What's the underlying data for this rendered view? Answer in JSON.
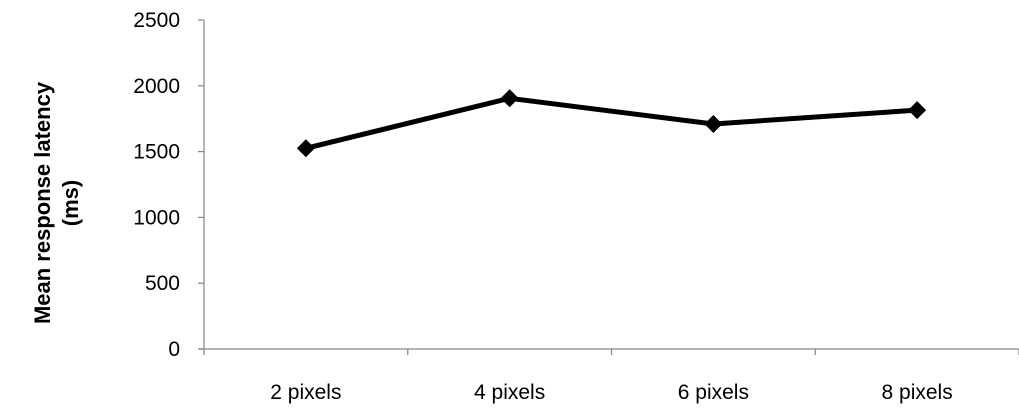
{
  "chart_data": {
    "type": "line",
    "title": "",
    "xlabel": "",
    "ylabel": "Mean response latency (ms)",
    "ylabel_lines": [
      "Mean response latency",
      "(ms)"
    ],
    "categories": [
      "2 pixels",
      "4 pixels",
      "6 pixels",
      "8 pixels"
    ],
    "series": [
      {
        "values": [
          1525,
          1905,
          1710,
          1815
        ],
        "color": "#000000",
        "marker": "diamond"
      }
    ],
    "ylim": [
      0,
      2500
    ],
    "yticks": [
      0,
      500,
      1000,
      1500,
      2000,
      2500
    ],
    "grid": false,
    "legend": "none"
  }
}
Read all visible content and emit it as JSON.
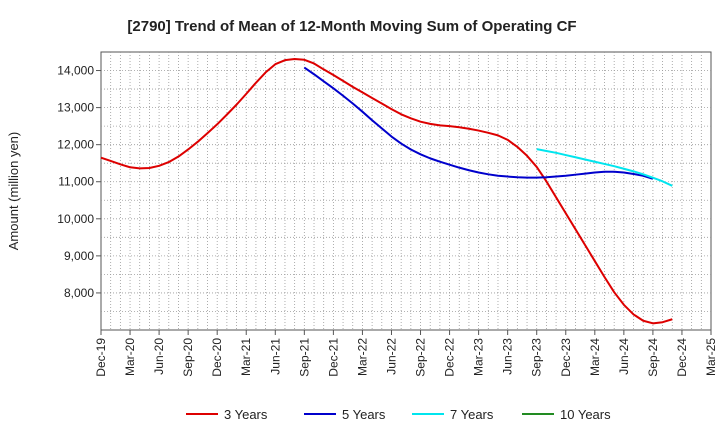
{
  "chart_data": {
    "type": "line",
    "title": "[2790]  Trend of Mean of 12-Month Moving Sum of Operating CF",
    "xlabel": "",
    "ylabel": "Amount (million yen)",
    "ylim": [
      7000,
      14500
    ],
    "y_ticks": [
      8000,
      9000,
      10000,
      11000,
      12000,
      13000,
      14000
    ],
    "y_tick_labels": [
      "8,000",
      "9,000",
      "10,000",
      "11,000",
      "12,000",
      "13,000",
      "14,000"
    ],
    "x_tick_labels": [
      "Dec-19",
      "Mar-20",
      "Jun-20",
      "Sep-20",
      "Dec-20",
      "Mar-21",
      "Jun-21",
      "Sep-21",
      "Dec-21",
      "Mar-22",
      "Jun-22",
      "Sep-22",
      "Dec-22",
      "Mar-23",
      "Jun-23",
      "Sep-23",
      "Dec-23",
      "Mar-24",
      "Jun-24",
      "Sep-24",
      "Dec-24",
      "Mar-25"
    ],
    "x_start": "Dec-19",
    "grid": true,
    "legend_position": "bottom",
    "series": [
      {
        "name": "3 Years",
        "color": "#dd0000",
        "start_month_index": 0,
        "values": [
          11650,
          11560,
          11470,
          11390,
          11360,
          11370,
          11430,
          11530,
          11680,
          11870,
          12080,
          12310,
          12550,
          12810,
          13080,
          13370,
          13670,
          13950,
          14170,
          14280,
          14310,
          14290,
          14190,
          14030,
          13880,
          13720,
          13560,
          13410,
          13260,
          13110,
          12960,
          12820,
          12710,
          12620,
          12560,
          12520,
          12500,
          12470,
          12430,
          12380,
          12320,
          12250,
          12130,
          11940,
          11700,
          11400,
          11010,
          10580,
          10150,
          9720,
          9290,
          8860,
          8430,
          8020,
          7680,
          7420,
          7250,
          7180,
          7210,
          7290
        ]
      },
      {
        "name": "5 Years",
        "color": "#0000cc",
        "start_month_index": 21,
        "values": [
          14080,
          13900,
          13710,
          13520,
          13320,
          13110,
          12890,
          12660,
          12440,
          12220,
          12030,
          11870,
          11740,
          11630,
          11540,
          11460,
          11380,
          11310,
          11250,
          11200,
          11160,
          11140,
          11120,
          11110,
          11110,
          11120,
          11140,
          11160,
          11190,
          11220,
          11250,
          11270,
          11270,
          11250,
          11210,
          11160,
          11080
        ]
      },
      {
        "name": "7 Years",
        "color": "#00e5ee",
        "start_month_index": 45,
        "values": [
          11880,
          11830,
          11780,
          11720,
          11660,
          11600,
          11540,
          11480,
          11420,
          11350,
          11280,
          11200,
          11110,
          11010,
          10890
        ]
      },
      {
        "name": "10 Years",
        "color": "#228b22",
        "start_month_index": 0,
        "values": []
      }
    ]
  }
}
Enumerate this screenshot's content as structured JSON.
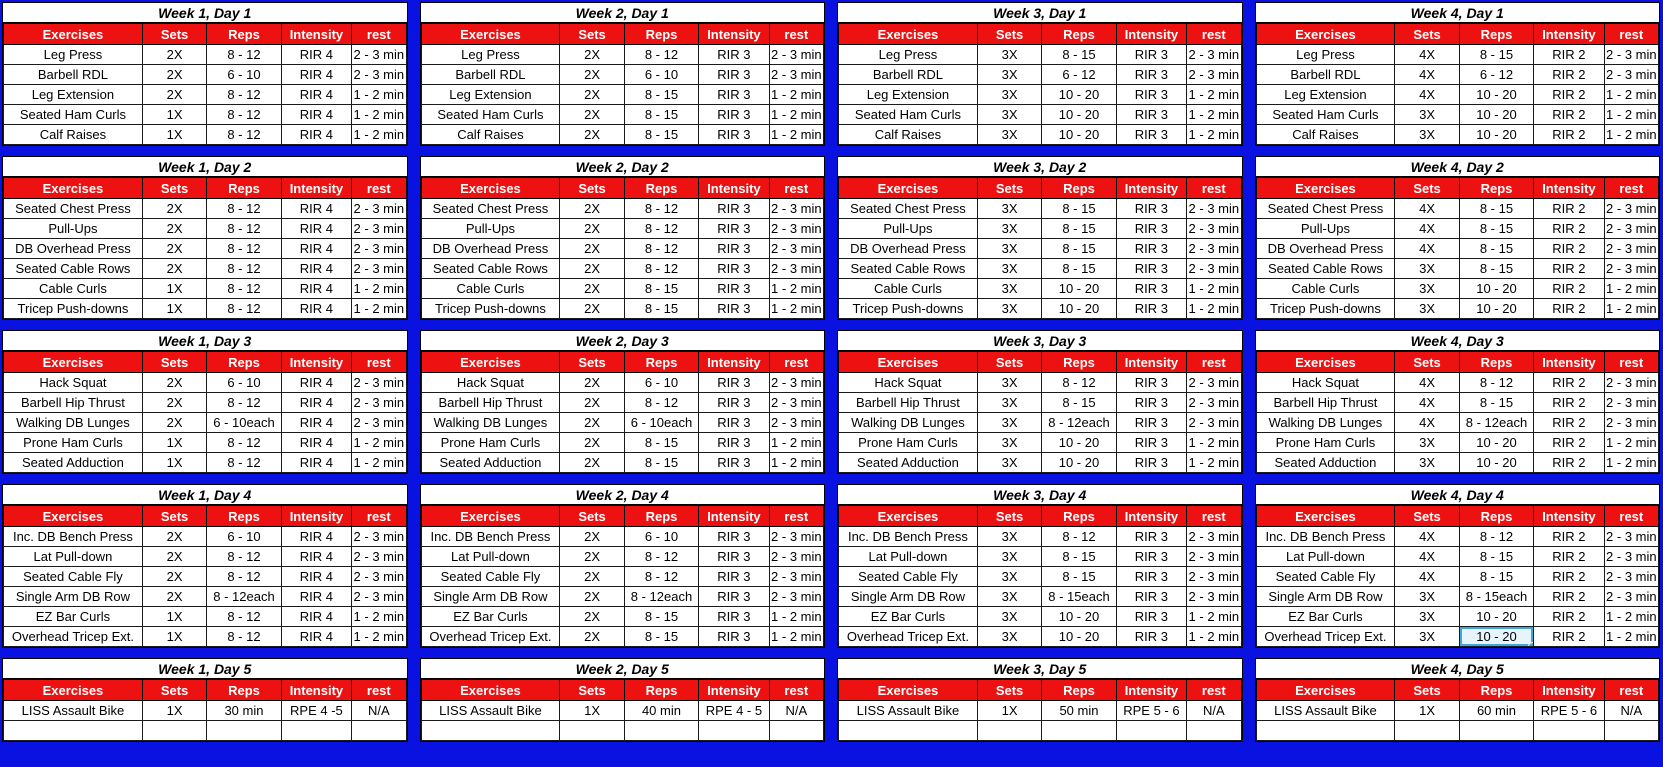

-*-*-

- Instructions for the task -
Copy out each line of the listing that holds "response".

- Solution to the exercise -
    "ylabel": "Mean response latency (ms)",
      "Mean response latency",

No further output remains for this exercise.